• _RECORDS PROVIDED_:
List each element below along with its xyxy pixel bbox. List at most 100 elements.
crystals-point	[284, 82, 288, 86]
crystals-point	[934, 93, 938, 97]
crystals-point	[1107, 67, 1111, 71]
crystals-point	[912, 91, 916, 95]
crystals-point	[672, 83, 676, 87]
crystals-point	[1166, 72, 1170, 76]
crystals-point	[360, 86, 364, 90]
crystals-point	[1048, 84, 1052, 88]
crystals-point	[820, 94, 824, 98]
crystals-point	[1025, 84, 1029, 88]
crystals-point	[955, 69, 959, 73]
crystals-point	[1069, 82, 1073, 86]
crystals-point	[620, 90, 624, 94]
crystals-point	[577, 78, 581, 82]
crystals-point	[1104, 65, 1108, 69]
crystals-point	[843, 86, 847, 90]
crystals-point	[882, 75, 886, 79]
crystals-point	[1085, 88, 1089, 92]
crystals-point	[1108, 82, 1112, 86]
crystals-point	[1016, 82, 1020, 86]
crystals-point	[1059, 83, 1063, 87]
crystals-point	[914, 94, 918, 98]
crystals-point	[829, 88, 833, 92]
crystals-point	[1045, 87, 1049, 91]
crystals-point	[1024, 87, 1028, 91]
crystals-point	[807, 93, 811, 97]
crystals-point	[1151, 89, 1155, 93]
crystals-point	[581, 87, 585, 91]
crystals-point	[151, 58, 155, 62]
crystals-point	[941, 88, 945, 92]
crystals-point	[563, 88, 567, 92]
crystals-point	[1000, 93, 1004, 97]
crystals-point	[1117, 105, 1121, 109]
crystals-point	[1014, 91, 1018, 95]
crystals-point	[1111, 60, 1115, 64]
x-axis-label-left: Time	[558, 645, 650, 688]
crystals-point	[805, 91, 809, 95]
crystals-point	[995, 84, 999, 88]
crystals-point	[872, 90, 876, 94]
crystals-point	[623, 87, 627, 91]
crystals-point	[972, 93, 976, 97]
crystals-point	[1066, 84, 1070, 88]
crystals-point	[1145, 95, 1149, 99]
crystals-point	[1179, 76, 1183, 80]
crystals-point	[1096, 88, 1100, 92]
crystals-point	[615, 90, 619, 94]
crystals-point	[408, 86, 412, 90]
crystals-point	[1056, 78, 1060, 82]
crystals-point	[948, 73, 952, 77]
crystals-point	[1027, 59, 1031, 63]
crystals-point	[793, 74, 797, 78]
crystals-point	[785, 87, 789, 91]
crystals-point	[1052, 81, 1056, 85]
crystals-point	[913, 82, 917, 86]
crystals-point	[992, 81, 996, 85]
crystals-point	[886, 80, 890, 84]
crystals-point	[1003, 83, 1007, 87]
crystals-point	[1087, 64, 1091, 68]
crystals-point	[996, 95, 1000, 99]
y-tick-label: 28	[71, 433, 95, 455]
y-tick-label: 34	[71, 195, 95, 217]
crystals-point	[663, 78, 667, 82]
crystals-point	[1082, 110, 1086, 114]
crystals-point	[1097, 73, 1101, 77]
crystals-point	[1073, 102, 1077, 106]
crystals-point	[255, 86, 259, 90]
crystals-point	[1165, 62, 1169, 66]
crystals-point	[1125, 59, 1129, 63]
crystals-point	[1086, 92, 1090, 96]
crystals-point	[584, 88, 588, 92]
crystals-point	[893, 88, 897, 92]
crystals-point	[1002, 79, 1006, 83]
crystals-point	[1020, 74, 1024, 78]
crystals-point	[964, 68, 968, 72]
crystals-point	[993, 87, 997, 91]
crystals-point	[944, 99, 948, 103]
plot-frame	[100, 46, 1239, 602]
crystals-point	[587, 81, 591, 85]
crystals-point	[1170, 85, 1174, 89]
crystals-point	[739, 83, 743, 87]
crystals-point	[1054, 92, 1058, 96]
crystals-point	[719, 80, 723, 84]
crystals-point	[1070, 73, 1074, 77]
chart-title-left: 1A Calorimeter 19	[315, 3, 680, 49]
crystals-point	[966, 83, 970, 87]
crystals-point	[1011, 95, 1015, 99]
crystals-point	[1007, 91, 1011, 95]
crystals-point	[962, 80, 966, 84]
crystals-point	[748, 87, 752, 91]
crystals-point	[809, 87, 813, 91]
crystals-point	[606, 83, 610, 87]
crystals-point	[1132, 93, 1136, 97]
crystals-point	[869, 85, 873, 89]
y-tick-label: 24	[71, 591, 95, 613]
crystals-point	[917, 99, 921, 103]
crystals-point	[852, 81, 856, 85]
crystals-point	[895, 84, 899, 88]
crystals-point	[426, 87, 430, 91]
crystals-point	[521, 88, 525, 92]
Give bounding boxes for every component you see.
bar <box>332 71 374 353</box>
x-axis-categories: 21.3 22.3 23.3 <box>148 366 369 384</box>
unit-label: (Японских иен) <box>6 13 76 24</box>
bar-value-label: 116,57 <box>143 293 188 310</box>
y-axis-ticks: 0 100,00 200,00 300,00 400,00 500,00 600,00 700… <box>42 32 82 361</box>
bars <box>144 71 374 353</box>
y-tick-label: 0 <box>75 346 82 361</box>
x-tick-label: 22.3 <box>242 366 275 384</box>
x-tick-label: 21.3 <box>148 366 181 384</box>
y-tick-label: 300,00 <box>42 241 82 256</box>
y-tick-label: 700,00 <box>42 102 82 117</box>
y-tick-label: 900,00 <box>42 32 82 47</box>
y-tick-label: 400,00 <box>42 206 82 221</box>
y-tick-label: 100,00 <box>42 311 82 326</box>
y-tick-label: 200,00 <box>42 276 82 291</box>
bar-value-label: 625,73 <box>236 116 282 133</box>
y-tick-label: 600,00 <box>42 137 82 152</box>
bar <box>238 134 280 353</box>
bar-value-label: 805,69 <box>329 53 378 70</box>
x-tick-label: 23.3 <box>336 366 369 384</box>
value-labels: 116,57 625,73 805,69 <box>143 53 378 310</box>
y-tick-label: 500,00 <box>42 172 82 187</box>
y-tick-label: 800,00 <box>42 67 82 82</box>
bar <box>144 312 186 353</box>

• _SHORT PROBLEM_:
Reproduce every line of the material above character for character, with no changes, omissions, or additions.

• _TASK SOLUTION_:
List each element below along with its xyxy pixel bbox. List at most 100 elements.
crystals-point	[284, 82, 288, 86]
crystals-point	[934, 93, 938, 97]
crystals-point	[1107, 67, 1111, 71]
crystals-point	[912, 91, 916, 95]
crystals-point	[672, 83, 676, 87]
crystals-point	[1166, 72, 1170, 76]
crystals-point	[360, 86, 364, 90]
crystals-point	[1048, 84, 1052, 88]
crystals-point	[820, 94, 824, 98]
crystals-point	[1025, 84, 1029, 88]
crystals-point	[955, 69, 959, 73]
crystals-point	[1069, 82, 1073, 86]
crystals-point	[620, 90, 624, 94]
crystals-point	[577, 78, 581, 82]
crystals-point	[1104, 65, 1108, 69]
crystals-point	[843, 86, 847, 90]
crystals-point	[882, 75, 886, 79]
crystals-point	[1085, 88, 1089, 92]
crystals-point	[1108, 82, 1112, 86]
crystals-point	[1016, 82, 1020, 86]
crystals-point	[1059, 83, 1063, 87]
crystals-point	[914, 94, 918, 98]
crystals-point	[829, 88, 833, 92]
crystals-point	[1045, 87, 1049, 91]
crystals-point	[1024, 87, 1028, 91]
crystals-point	[807, 93, 811, 97]
crystals-point	[1151, 89, 1155, 93]
crystals-point	[581, 87, 585, 91]
crystals-point	[151, 58, 155, 62]
crystals-point	[941, 88, 945, 92]
crystals-point	[563, 88, 567, 92]
crystals-point	[1000, 93, 1004, 97]
crystals-point	[1117, 105, 1121, 109]
crystals-point	[1014, 91, 1018, 95]
crystals-point	[1111, 60, 1115, 64]
x-axis-label-left: Time	[558, 645, 650, 688]
crystals-point	[805, 91, 809, 95]
crystals-point	[995, 84, 999, 88]
crystals-point	[872, 90, 876, 94]
crystals-point	[623, 87, 627, 91]
crystals-point	[972, 93, 976, 97]
crystals-point	[1066, 84, 1070, 88]
crystals-point	[1145, 95, 1149, 99]
crystals-point	[1179, 76, 1183, 80]
crystals-point	[1096, 88, 1100, 92]
crystals-point	[615, 90, 619, 94]
crystals-point	[408, 86, 412, 90]
crystals-point	[1056, 78, 1060, 82]
crystals-point	[948, 73, 952, 77]
crystals-point	[1027, 59, 1031, 63]
crystals-point	[793, 74, 797, 78]
crystals-point	[785, 87, 789, 91]
crystals-point	[1052, 81, 1056, 85]
crystals-point	[913, 82, 917, 86]
crystals-point	[992, 81, 996, 85]
crystals-point	[886, 80, 890, 84]
crystals-point	[1003, 83, 1007, 87]
crystals-point	[1087, 64, 1091, 68]
crystals-point	[996, 95, 1000, 99]
y-tick-label: 28	[71, 433, 95, 455]
y-tick-label: 34	[71, 195, 95, 217]
crystals-point	[663, 78, 667, 82]
crystals-point	[1082, 110, 1086, 114]
crystals-point	[1097, 73, 1101, 77]
crystals-point	[1073, 102, 1077, 106]
crystals-point	[255, 86, 259, 90]
crystals-point	[1165, 62, 1169, 66]
crystals-point	[1125, 59, 1129, 63]
crystals-point	[1086, 92, 1090, 96]
crystals-point	[584, 88, 588, 92]
crystals-point	[893, 88, 897, 92]
crystals-point	[1002, 79, 1006, 83]
crystals-point	[1020, 74, 1024, 78]
crystals-point	[964, 68, 968, 72]
crystals-point	[993, 87, 997, 91]
crystals-point	[944, 99, 948, 103]
plot-frame	[100, 46, 1239, 602]
crystals-point	[587, 81, 591, 85]
crystals-point	[1170, 85, 1174, 89]
crystals-point	[739, 83, 743, 87]
crystals-point	[1054, 92, 1058, 96]
crystals-point	[719, 80, 723, 84]
crystals-point	[1070, 73, 1074, 77]
chart-title-left: 1A Calorimeter 19	[315, 3, 680, 49]
crystals-point	[966, 83, 970, 87]
crystals-point	[1011, 95, 1015, 99]
crystals-point	[1007, 91, 1011, 95]
crystals-point	[962, 80, 966, 84]
crystals-point	[748, 87, 752, 91]
crystals-point	[809, 87, 813, 91]
crystals-point	[606, 83, 610, 87]
crystals-point	[1132, 93, 1136, 97]
crystals-point	[869, 85, 873, 89]
y-tick-label: 24	[71, 591, 95, 613]
crystals-point	[917, 99, 921, 103]
crystals-point	[852, 81, 856, 85]
crystals-point	[895, 84, 899, 88]
crystals-point	[426, 87, 430, 91]
crystals-point	[521, 88, 525, 92]
Give bounding boxes for every component you see.
bar <box>332 71 374 353</box>
x-axis-categories: 21.3 22.3 23.3 <box>148 366 369 384</box>
unit-label: (Японских иен) <box>6 13 76 24</box>
bar-value-label: 116,57 <box>143 293 188 310</box>
y-axis-ticks: 0 100,00 200,00 300,00 400,00 500,00 600,00 700… <box>42 32 82 361</box>
bars <box>144 71 374 353</box>
y-tick-label: 0 <box>75 346 82 361</box>
x-tick-label: 22.3 <box>242 366 275 384</box>
x-tick-label: 21.3 <box>148 366 181 384</box>
y-tick-label: 300,00 <box>42 241 82 256</box>
y-tick-label: 700,00 <box>42 102 82 117</box>
y-tick-label: 900,00 <box>42 32 82 47</box>
y-tick-label: 400,00 <box>42 206 82 221</box>
y-tick-label: 100,00 <box>42 311 82 326</box>
y-tick-label: 200,00 <box>42 276 82 291</box>
bar-value-label: 625,73 <box>236 116 282 133</box>
y-tick-label: 600,00 <box>42 137 82 152</box>
bar <box>238 134 280 353</box>
bar-value-label: 805,69 <box>329 53 378 70</box>
x-tick-label: 23.3 <box>336 366 369 384</box>
value-labels: 116,57 625,73 805,69 <box>143 53 378 310</box>
y-tick-label: 500,00 <box>42 172 82 187</box>
y-tick-label: 800,00 <box>42 67 82 82</box>
bar <box>144 312 186 353</box>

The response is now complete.